EXERCISE OBJECTIVE - Tally the lines in the entries below that contain the string "thickness", matching case exactly. Report only the resulting count.

[Dataset rows]
--- start ---

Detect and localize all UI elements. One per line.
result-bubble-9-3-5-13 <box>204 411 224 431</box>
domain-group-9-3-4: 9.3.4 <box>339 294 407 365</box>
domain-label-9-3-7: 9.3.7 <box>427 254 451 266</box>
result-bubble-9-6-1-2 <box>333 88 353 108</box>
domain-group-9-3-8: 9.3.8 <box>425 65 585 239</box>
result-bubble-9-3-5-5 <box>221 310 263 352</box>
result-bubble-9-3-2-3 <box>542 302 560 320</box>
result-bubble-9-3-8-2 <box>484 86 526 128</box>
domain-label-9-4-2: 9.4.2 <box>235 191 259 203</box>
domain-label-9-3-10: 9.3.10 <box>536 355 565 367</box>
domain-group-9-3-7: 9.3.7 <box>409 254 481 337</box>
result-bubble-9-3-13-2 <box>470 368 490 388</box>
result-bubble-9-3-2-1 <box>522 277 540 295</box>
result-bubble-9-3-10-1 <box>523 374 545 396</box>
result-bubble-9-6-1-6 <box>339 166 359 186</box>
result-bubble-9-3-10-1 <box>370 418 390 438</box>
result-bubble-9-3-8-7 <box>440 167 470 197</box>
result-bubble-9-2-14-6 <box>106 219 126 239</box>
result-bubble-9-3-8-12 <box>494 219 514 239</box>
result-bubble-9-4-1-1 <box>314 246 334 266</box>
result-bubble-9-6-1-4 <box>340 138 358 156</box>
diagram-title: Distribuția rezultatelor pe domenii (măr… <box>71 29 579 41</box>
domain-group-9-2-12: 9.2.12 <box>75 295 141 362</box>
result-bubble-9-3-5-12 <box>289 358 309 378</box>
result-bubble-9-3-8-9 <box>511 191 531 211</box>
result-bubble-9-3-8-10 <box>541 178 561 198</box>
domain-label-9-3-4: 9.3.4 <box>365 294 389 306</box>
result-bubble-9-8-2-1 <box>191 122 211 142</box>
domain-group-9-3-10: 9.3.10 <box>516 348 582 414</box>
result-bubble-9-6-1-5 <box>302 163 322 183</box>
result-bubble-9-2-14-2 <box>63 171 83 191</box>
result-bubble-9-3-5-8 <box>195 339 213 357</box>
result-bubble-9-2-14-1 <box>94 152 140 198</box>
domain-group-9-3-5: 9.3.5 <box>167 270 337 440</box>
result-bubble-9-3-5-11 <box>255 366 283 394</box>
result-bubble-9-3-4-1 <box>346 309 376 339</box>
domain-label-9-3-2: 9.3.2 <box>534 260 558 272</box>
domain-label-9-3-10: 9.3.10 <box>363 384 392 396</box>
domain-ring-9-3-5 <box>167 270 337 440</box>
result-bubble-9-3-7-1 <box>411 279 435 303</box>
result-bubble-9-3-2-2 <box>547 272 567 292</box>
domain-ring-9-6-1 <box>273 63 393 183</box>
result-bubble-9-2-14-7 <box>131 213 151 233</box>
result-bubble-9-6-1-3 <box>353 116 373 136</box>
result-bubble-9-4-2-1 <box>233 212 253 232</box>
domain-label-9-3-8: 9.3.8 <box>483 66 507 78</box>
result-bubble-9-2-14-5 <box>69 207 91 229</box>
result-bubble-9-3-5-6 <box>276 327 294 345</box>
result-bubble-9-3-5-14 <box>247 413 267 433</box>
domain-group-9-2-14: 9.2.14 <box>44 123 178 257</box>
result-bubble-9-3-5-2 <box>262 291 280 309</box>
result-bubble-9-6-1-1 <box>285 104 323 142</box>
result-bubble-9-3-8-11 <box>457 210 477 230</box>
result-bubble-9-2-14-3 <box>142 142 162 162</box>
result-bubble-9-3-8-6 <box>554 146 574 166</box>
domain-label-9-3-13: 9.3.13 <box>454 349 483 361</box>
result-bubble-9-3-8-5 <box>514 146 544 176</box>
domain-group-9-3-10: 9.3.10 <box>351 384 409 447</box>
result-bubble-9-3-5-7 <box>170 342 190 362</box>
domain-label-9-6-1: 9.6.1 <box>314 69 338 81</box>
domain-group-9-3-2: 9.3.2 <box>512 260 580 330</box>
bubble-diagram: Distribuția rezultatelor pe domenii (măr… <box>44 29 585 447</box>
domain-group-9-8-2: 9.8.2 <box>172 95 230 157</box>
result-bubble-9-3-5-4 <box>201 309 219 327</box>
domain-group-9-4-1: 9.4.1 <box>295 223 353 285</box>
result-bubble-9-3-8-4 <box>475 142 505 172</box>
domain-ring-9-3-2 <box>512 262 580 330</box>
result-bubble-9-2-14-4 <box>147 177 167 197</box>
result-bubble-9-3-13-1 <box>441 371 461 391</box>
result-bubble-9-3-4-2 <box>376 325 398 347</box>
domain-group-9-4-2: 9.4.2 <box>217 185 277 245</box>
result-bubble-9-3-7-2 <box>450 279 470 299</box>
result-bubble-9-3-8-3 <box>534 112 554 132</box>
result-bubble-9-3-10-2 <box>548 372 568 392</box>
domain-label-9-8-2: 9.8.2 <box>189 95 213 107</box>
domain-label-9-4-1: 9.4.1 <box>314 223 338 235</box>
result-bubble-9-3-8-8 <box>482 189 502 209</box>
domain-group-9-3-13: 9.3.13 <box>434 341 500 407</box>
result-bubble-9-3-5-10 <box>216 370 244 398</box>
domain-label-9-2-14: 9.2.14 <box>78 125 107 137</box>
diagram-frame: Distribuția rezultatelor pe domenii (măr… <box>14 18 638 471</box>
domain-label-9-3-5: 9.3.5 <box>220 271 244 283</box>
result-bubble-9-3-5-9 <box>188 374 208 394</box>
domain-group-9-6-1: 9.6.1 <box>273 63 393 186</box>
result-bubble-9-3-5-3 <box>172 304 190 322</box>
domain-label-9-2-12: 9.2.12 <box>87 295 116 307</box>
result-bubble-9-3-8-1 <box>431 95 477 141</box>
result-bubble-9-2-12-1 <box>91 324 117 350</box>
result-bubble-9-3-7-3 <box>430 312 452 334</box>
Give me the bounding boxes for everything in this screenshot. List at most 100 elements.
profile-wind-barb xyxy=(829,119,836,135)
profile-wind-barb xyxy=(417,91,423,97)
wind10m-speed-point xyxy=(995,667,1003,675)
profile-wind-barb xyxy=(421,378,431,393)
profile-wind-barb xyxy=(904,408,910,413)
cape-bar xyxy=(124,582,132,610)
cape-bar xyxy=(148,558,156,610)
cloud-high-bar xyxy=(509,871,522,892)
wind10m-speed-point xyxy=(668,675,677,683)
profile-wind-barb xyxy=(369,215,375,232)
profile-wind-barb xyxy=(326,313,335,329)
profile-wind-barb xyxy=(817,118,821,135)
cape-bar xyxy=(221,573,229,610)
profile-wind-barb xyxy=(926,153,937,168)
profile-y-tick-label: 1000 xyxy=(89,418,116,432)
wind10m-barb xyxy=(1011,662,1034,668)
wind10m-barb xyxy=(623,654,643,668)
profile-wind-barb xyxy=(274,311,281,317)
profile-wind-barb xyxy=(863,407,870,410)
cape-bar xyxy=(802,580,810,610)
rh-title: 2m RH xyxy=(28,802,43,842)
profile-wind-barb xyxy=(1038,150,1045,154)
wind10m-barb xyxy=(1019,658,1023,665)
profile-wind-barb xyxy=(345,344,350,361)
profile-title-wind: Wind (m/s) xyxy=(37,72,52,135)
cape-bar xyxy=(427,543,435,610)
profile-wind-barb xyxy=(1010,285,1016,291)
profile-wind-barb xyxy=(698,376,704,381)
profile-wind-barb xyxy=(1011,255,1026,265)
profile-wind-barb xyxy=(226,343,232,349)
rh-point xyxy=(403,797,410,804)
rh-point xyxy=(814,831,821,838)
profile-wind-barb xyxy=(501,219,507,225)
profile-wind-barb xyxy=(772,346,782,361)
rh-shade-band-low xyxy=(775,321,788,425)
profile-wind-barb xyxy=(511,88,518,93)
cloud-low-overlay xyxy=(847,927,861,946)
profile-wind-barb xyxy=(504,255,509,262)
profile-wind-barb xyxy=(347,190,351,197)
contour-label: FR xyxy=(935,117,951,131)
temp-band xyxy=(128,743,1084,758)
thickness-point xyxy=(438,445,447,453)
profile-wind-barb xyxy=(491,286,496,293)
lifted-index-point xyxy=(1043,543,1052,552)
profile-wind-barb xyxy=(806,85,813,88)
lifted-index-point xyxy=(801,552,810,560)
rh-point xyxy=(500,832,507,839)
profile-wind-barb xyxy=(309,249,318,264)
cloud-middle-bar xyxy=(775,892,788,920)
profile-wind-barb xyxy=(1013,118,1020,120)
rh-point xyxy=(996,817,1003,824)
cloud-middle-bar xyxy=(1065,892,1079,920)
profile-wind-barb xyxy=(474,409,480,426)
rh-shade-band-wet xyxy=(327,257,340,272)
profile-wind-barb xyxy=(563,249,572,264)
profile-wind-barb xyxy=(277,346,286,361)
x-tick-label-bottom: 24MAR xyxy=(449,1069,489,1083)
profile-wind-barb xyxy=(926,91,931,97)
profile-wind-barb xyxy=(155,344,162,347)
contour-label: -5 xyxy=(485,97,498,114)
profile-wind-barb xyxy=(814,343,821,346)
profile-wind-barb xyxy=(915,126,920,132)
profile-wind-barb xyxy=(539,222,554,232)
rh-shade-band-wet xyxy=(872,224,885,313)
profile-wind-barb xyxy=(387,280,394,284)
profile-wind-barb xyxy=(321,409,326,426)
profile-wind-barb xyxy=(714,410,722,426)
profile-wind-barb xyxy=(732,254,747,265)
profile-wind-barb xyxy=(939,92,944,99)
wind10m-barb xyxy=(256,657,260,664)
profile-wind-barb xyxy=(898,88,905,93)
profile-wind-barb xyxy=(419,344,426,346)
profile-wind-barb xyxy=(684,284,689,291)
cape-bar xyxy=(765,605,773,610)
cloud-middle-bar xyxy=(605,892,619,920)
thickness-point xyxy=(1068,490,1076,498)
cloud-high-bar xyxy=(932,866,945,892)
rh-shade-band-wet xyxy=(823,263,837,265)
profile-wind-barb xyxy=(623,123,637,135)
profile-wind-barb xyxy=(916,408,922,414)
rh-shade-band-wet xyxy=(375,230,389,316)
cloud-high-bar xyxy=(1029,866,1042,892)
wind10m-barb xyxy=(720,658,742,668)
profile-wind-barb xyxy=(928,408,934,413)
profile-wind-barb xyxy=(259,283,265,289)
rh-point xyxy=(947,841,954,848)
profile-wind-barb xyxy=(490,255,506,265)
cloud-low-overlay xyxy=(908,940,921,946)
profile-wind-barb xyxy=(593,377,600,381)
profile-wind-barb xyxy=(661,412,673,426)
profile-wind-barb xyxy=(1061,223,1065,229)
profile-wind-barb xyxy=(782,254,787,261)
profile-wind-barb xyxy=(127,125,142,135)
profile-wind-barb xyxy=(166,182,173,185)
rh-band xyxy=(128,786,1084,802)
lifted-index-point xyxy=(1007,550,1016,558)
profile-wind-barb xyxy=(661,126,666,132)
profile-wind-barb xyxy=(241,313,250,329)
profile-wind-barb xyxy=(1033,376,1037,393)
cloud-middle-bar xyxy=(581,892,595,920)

--- end ---

FINAL ANSWER - 2